Directions for this task: Strip the pictures and reproduce the rest of the listing exactly.

Given records:
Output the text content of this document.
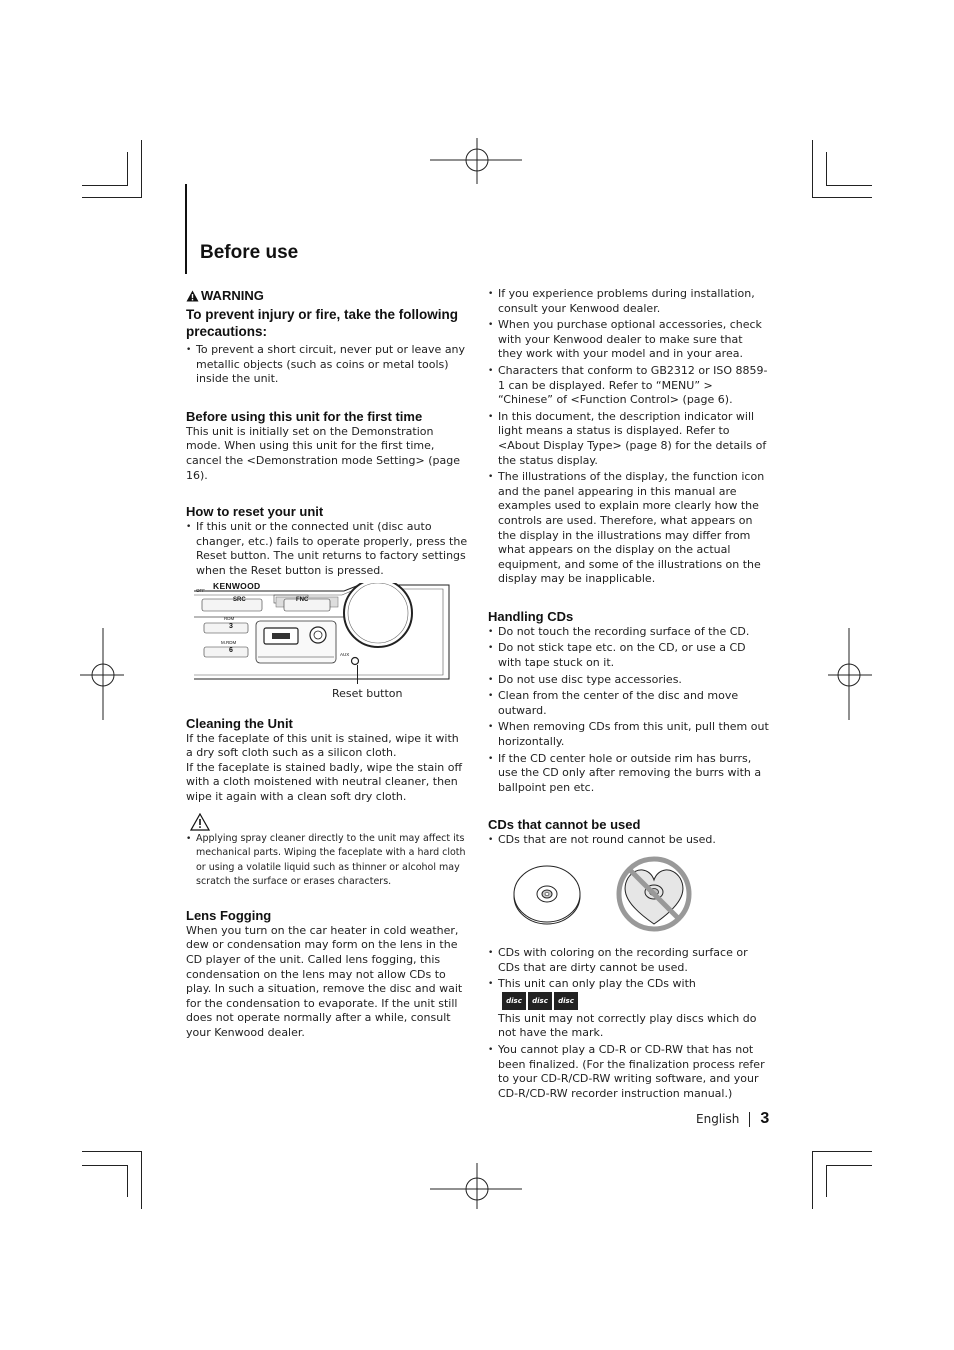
Before use
WARNING
To prevent injury or fire, take the following precautions:
• To prevent a short circuit, never put or leave any metallic objects (such as coins or metal tools) inside the unit.
Before using this unit for the first time

This unit is initially set on the Demonstration mode. When using this unit for the first time, cancel the <Demonstration mode Setting> (page 16).

How to reset your unit
• If this unit or the connected unit (disc auto changer, etc.) fails to operate properly, press the Reset button. The unit returns to factory settings when the Reset button is pressed.
KENWOOD
SRC	FNC
OFF
RDM
3
M.RDM
6
AUX
Reset button
Cleaning the Unit

If the faceplate of this unit is stained, wipe it with a dry soft cloth such as a silicon cloth.

If the faceplate is stained badly, wipe the stain off with a cloth moistened with neutral cleaner, then wipe it again with a clean soft dry cloth.

• Applying spray cleaner directly to the unit may affect its mechanical parts. Wiping the faceplate with a hard cloth or using a volatile liquid such as thinner or alcohol may scratch the surface or erases characters.
Lens Fogging

When you turn on the car heater in cold weather, dew or condensation may form on the lens in the CD player of the unit. Called lens fogging, this condensation on the lens may not allow CDs to play. In such a situation, remove the disc and wait for the condensation to evaporate. If the unit still does not operate normally after a while, consult your Kenwood dealer.

• If you experience problems during installation, consult your Kenwood dealer.
• When you purchase optional accessories, check with your Kenwood dealer to make sure that they work with your model and in your area.
• Characters that conform to GB2312 or ISO 8859-1 can be displayed. Refer to “MENU” > “Chinese” of <Function Control> (page 6).
• In this document, the description indicator will light means a status is displayed. Refer to <About Display Type> (page 8) for the details of the status display.
• The illustrations of the display, the function icon and the panel appearing in this manual are examples used to explain more clearly how the controls are used. Therefore, what appears on the display in the illustrations may differ from what appears on the display on the actual equipment, and some of the illustrations on the display may be inapplicable.
Handling CDs
• Do not touch the recording surface of the CD.
• Do not stick tape etc. on the CD, or use a CD with tape stuck on it.
• Do not use disc type accessories.
• Clean from the center of the disc and move outward.
• When removing CDs from this unit, pull them out horizontally.
• If the CD center hole or outside rim has burrs, use the CD only after removing the burrs with a ballpoint pen etc.
CDs that cannot be used
• CDs that are not round cannot be used.
• CDs with coloring on the recording surface or CDs that are dirty cannot be used.
• This unit can only play the CDs with
disc	disc	disc
This unit may not correctly play discs which do not have the mark.
• You cannot play a CD-R or CD-RW that has not been finalized. (For the finalization process refer to your CD-R/CD-RW writing software, and your CD-R/CD-RW recorder instruction manual.)
English 3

The output:
Output the text content of this document.
Before use
WARNING
To prevent injury or fire, take the following precautions:
• To prevent a short circuit, never put or leave any metallic objects (such as coins or metal tools) inside the unit.
Before using this unit for the first time

This unit is initially set on the Demonstration mode. When using this unit for the first time, cancel the <Demonstration mode Setting> (page 16).

How to reset your unit
• If this unit or the connected unit (disc auto changer, etc.) fails to operate properly, press the Reset button. The unit returns to factory settings when the Reset button is pressed.
KENWOOD
SRC	FNC
OFF
RDM
3
M.RDM
6
AUX
Reset button
Cleaning the Unit

If the faceplate of this unit is stained, wipe it with a dry soft cloth such as a silicon cloth.

If the faceplate is stained badly, wipe the stain off with a cloth moistened with neutral cleaner, then wipe it again with a clean soft dry cloth.

• Applying spray cleaner directly to the unit may affect its mechanical parts. Wiping the faceplate with a hard cloth or using a volatile liquid such as thinner or alcohol may scratch the surface or erases characters.
Lens Fogging

When you turn on the car heater in cold weather, dew or condensation may form on the lens in the CD player of the unit. Called lens fogging, this condensation on the lens may not allow CDs to play. In such a situation, remove the disc and wait for the condensation to evaporate. If the unit still does not operate normally after a while, consult your Kenwood dealer.

• If you experience problems during installation, consult your Kenwood dealer.
• When you purchase optional accessories, check with your Kenwood dealer to make sure that they work with your model and in your area.
• Characters that conform to GB2312 or ISO 8859-1 can be displayed. Refer to “MENU” > “Chinese” of <Function Control> (page 6).
• In this document, the description indicator will light means a status is displayed. Refer to <About Display Type> (page 8) for the details of the status display.
• The illustrations of the display, the function icon and the panel appearing in this manual are examples used to explain more clearly how the controls are used. Therefore, what appears on the display in the illustrations may differ from what appears on the display on the actual equipment, and some of the illustrations on the display may be inapplicable.
Handling CDs
• Do not touch the recording surface of the CD.
• Do not stick tape etc. on the CD, or use a CD with tape stuck on it.
• Do not use disc type accessories.
• Clean from the center of the disc and move outward.
• When removing CDs from this unit, pull them out horizontally.
• If the CD center hole or outside rim has burrs, use the CD only after removing the burrs with a ballpoint pen etc.
CDs that cannot be used
• CDs that are not round cannot be used.
• CDs with coloring on the recording surface or CDs that are dirty cannot be used.
• This unit can only play the CDs with
disc	disc	disc
This unit may not correctly play discs which do not have the mark.
• You cannot play a CD-R or CD-RW that has not been finalized. (For the finalization process refer to your CD-R/CD-RW writing software, and your CD-R/CD-RW recorder instruction manual.)
English 3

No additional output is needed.